What you are asked to do: Transcribe the material verbatim in full; the pictures do not belong in the copy.

Recorded data
────────

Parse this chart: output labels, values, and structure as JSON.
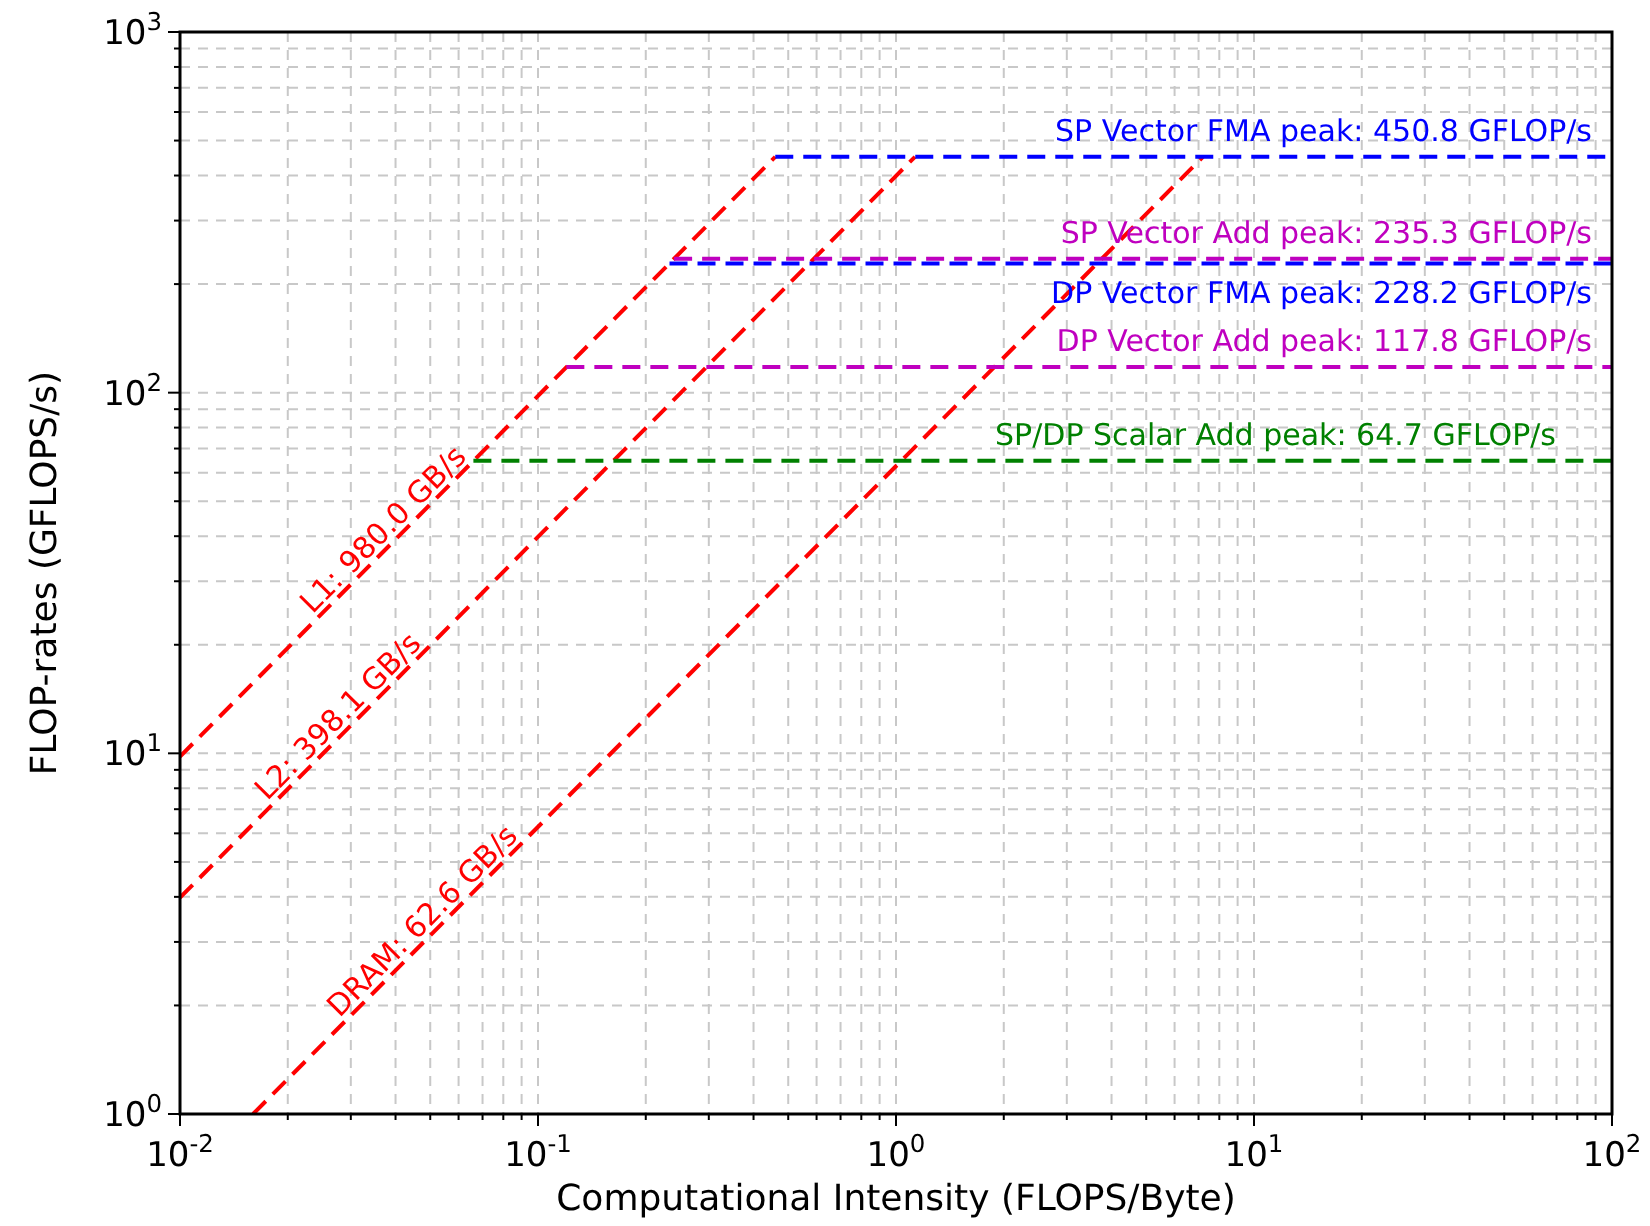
{
  "chart_data": {
    "type": "line",
    "xlabel": "Computational Intensity (FLOPS/Byte)",
    "ylabel": "FLOP-rates (GFLOPS/s)",
    "log": "xy",
    "grid": true,
    "line_style": "dashed",
    "xlim": [
      0.01,
      100
    ],
    "ylim": [
      1,
      1000
    ],
    "xticks": [
      {
        "value": 0.01,
        "label": "10$^{-2}$"
      },
      {
        "value": 0.02,
        "label": null
      },
      {
        "value": 0.03,
        "label": null
      },
      {
        "value": 0.04,
        "label": null
      },
      {
        "value": 0.05,
        "label": null
      },
      {
        "value": 0.06,
        "label": null
      },
      {
        "value": 0.07,
        "label": null
      },
      {
        "value": 0.08,
        "label": null
      },
      {
        "value": 0.09,
        "label": null
      },
      {
        "value": 0.1,
        "label": "10$^{-1}$"
      },
      {
        "value": 0.2,
        "label": null
      },
      {
        "value": 0.3,
        "label": null
      },
      {
        "value": 0.4,
        "label": null
      },
      {
        "value": 0.5,
        "label": null
      },
      {
        "value": 0.6,
        "label": null
      },
      {
        "value": 0.7,
        "label": null
      },
      {
        "value": 0.8,
        "label": null
      },
      {
        "value": 0.9,
        "label": null
      },
      {
        "value": 1,
        "label": "10$^{0}$"
      },
      {
        "value": 2,
        "label": null
      },
      {
        "value": 3,
        "label": null
      },
      {
        "value": 4,
        "label": null
      },
      {
        "value": 5,
        "label": null
      },
      {
        "value": 6,
        "label": null
      },
      {
        "value": 7,
        "label": null
      },
      {
        "value": 8,
        "label": null
      },
      {
        "value": 9,
        "label": null
      },
      {
        "value": 10,
        "label": "10$^{1}$"
      },
      {
        "value": 20,
        "label": null
      },
      {
        "value": 30,
        "label": null
      },
      {
        "value": 40,
        "label": null
      },
      {
        "value": 50,
        "label": null
      },
      {
        "value": 60,
        "label": null
      },
      {
        "value": 70,
        "label": null
      },
      {
        "value": 80,
        "label": null
      },
      {
        "value": 90,
        "label": null
      },
      {
        "value": 100,
        "label": "10$^{2}$"
      }
    ],
    "yticks": [
      {
        "value": 1,
        "label": "10$^{0}$"
      },
      {
        "value": 2,
        "label": null
      },
      {
        "value": 3,
        "label": null
      },
      {
        "value": 4,
        "label": null
      },
      {
        "value": 5,
        "label": null
      },
      {
        "value": 6,
        "label": null
      },
      {
        "value": 7,
        "label": null
      },
      {
        "value": 8,
        "label": null
      },
      {
        "value": 9,
        "label": null
      },
      {
        "value": 10,
        "label": "10$^{1}$"
      },
      {
        "value": 20,
        "label": null
      },
      {
        "value": 30,
        "label": null
      },
      {
        "value": 40,
        "label": null
      },
      {
        "value": 50,
        "label": null
      },
      {
        "value": 60,
        "label": null
      },
      {
        "value": 70,
        "label": null
      },
      {
        "value": 80,
        "label": null
      },
      {
        "value": 90,
        "label": null
      },
      {
        "value": 100,
        "label": "10$^{2}$"
      },
      {
        "value": 200,
        "label": null
      },
      {
        "value": 300,
        "label": null
      },
      {
        "value": 400,
        "label": null
      },
      {
        "value": 500,
        "label": null
      },
      {
        "value": 600,
        "label": null
      },
      {
        "value": 700,
        "label": null
      },
      {
        "value": 800,
        "label": null
      },
      {
        "value": 900,
        "label": null
      },
      {
        "value": 1000,
        "label": "10$^{3}$"
      }
    ],
    "series": [
      {
        "name": "L1: 980.0 GB/s",
        "color": "#ff0000",
        "x": [
          0.01,
          0.46
        ],
        "values": [
          9.8,
          450.8
        ]
      },
      {
        "name": "L2: 398.1 GB/s",
        "color": "#ff0000",
        "x": [
          0.01,
          1.13
        ],
        "values": [
          3.98,
          450.8
        ]
      },
      {
        "name": "DRAM: 62.6 GB/s",
        "color": "#ff0000",
        "x": [
          0.016,
          7.2
        ],
        "values": [
          1,
          450.8
        ]
      },
      {
        "name": "SP Vector FMA peak: 450.8 GFLOP/s",
        "color": "#0000ff",
        "x": [
          0.46,
          100
        ],
        "values": [
          450.8,
          450.8
        ]
      },
      {
        "name": "SP Vector Add peak: 235.3 GFLOP/s",
        "color": "#bf00bf",
        "x": [
          0.24,
          100
        ],
        "values": [
          235.3,
          235.3
        ]
      },
      {
        "name": "DP Vector FMA peak: 228.2 GFLOP/s",
        "color": "#0000ff",
        "x": [
          0.233,
          100
        ],
        "values": [
          228.2,
          228.2
        ]
      },
      {
        "name": "DP Vector Add peak: 117.8 GFLOP/s",
        "color": "#bf00bf",
        "x": [
          0.12,
          100
        ],
        "values": [
          117.8,
          117.8
        ]
      },
      {
        "name": "SP/DP Scalar Add peak: 64.7 GFLOP/s",
        "color": "#008000",
        "x": [
          0.066,
          100
        ],
        "values": [
          64.7,
          64.7
        ]
      }
    ]
  }
}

────────

Expected answer:
Parse this chart: output labels, values, and structure as JSON.
{
  "chart_data": {
    "type": "line",
    "xlabel": "Computational Intensity (FLOPS/Byte)",
    "ylabel": "FLOP-rates (GFLOPS/s)",
    "log": "xy",
    "grid": true,
    "line_style": "dashed",
    "xlim": [
      0.01,
      100
    ],
    "ylim": [
      1,
      1000
    ],
    "xticks": [
      {
        "value": 0.01,
        "label": "10$^{-2}$"
      },
      {
        "value": 0.02,
        "label": null
      },
      {
        "value": 0.03,
        "label": null
      },
      {
        "value": 0.04,
        "label": null
      },
      {
        "value": 0.05,
        "label": null
      },
      {
        "value": 0.06,
        "label": null
      },
      {
        "value": 0.07,
        "label": null
      },
      {
        "value": 0.08,
        "label": null
      },
      {
        "value": 0.09,
        "label": null
      },
      {
        "value": 0.1,
        "label": "10$^{-1}$"
      },
      {
        "value": 0.2,
        "label": null
      },
      {
        "value": 0.3,
        "label": null
      },
      {
        "value": 0.4,
        "label": null
      },
      {
        "value": 0.5,
        "label": null
      },
      {
        "value": 0.6,
        "label": null
      },
      {
        "value": 0.7,
        "label": null
      },
      {
        "value": 0.8,
        "label": null
      },
      {
        "value": 0.9,
        "label": null
      },
      {
        "value": 1,
        "label": "10$^{0}$"
      },
      {
        "value": 2,
        "label": null
      },
      {
        "value": 3,
        "label": null
      },
      {
        "value": 4,
        "label": null
      },
      {
        "value": 5,
        "label": null
      },
      {
        "value": 6,
        "label": null
      },
      {
        "value": 7,
        "label": null
      },
      {
        "value": 8,
        "label": null
      },
      {
        "value": 9,
        "label": null
      },
      {
        "value": 10,
        "label": "10$^{1}$"
      },
      {
        "value": 20,
        "label": null
      },
      {
        "value": 30,
        "label": null
      },
      {
        "value": 40,
        "label": null
      },
      {
        "value": 50,
        "label": null
      },
      {
        "value": 60,
        "label": null
      },
      {
        "value": 70,
        "label": null
      },
      {
        "value": 80,
        "label": null
      },
      {
        "value": 90,
        "label": null
      },
      {
        "value": 100,
        "label": "10$^{2}$"
      }
    ],
    "yticks": [
      {
        "value": 1,
        "label": "10$^{0}$"
      },
      {
        "value": 2,
        "label": null
      },
      {
        "value": 3,
        "label": null
      },
      {
        "value": 4,
        "label": null
      },
      {
        "value": 5,
        "label": null
      },
      {
        "value": 6,
        "label": null
      },
      {
        "value": 7,
        "label": null
      },
      {
        "value": 8,
        "label": null
      },
      {
        "value": 9,
        "label": null
      },
      {
        "value": 10,
        "label": "10$^{1}$"
      },
      {
        "value": 20,
        "label": null
      },
      {
        "value": 30,
        "label": null
      },
      {
        "value": 40,
        "label": null
      },
      {
        "value": 50,
        "label": null
      },
      {
        "value": 60,
        "label": null
      },
      {
        "value": 70,
        "label": null
      },
      {
        "value": 80,
        "label": null
      },
      {
        "value": 90,
        "label": null
      },
      {
        "value": 100,
        "label": "10$^{2}$"
      },
      {
        "value": 200,
        "label": null
      },
      {
        "value": 300,
        "label": null
      },
      {
        "value": 400,
        "label": null
      },
      {
        "value": 500,
        "label": null
      },
      {
        "value": 600,
        "label": null
      },
      {
        "value": 700,
        "label": null
      },
      {
        "value": 800,
        "label": null
      },
      {
        "value": 900,
        "label": null
      },
      {
        "value": 1000,
        "label": "10$^{3}$"
      }
    ],
    "series": [
      {
        "name": "L1: 980.0 GB/s",
        "color": "#ff0000",
        "x": [
          0.01,
          0.46
        ],
        "values": [
          9.8,
          450.8
        ]
      },
      {
        "name": "L2: 398.1 GB/s",
        "color": "#ff0000",
        "x": [
          0.01,
          1.13
        ],
        "values": [
          3.98,
          450.8
        ]
      },
      {
        "name": "DRAM: 62.6 GB/s",
        "color": "#ff0000",
        "x": [
          0.016,
          7.2
        ],
        "values": [
          1,
          450.8
        ]
      },
      {
        "name": "SP Vector FMA peak: 450.8 GFLOP/s",
        "color": "#0000ff",
        "x": [
          0.46,
          100
        ],
        "values": [
          450.8,
          450.8
        ]
      },
      {
        "name": "SP Vector Add peak: 235.3 GFLOP/s",
        "color": "#bf00bf",
        "x": [
          0.24,
          100
        ],
        "values": [
          235.3,
          235.3
        ]
      },
      {
        "name": "DP Vector FMA peak: 228.2 GFLOP/s",
        "color": "#0000ff",
        "x": [
          0.233,
          100
        ],
        "values": [
          228.2,
          228.2
        ]
      },
      {
        "name": "DP Vector Add peak: 117.8 GFLOP/s",
        "color": "#bf00bf",
        "x": [
          0.12,
          100
        ],
        "values": [
          117.8,
          117.8
        ]
      },
      {
        "name": "SP/DP Scalar Add peak: 64.7 GFLOP/s",
        "color": "#008000",
        "x": [
          0.066,
          100
        ],
        "values": [
          64.7,
          64.7
        ]
      }
    ]
  }
}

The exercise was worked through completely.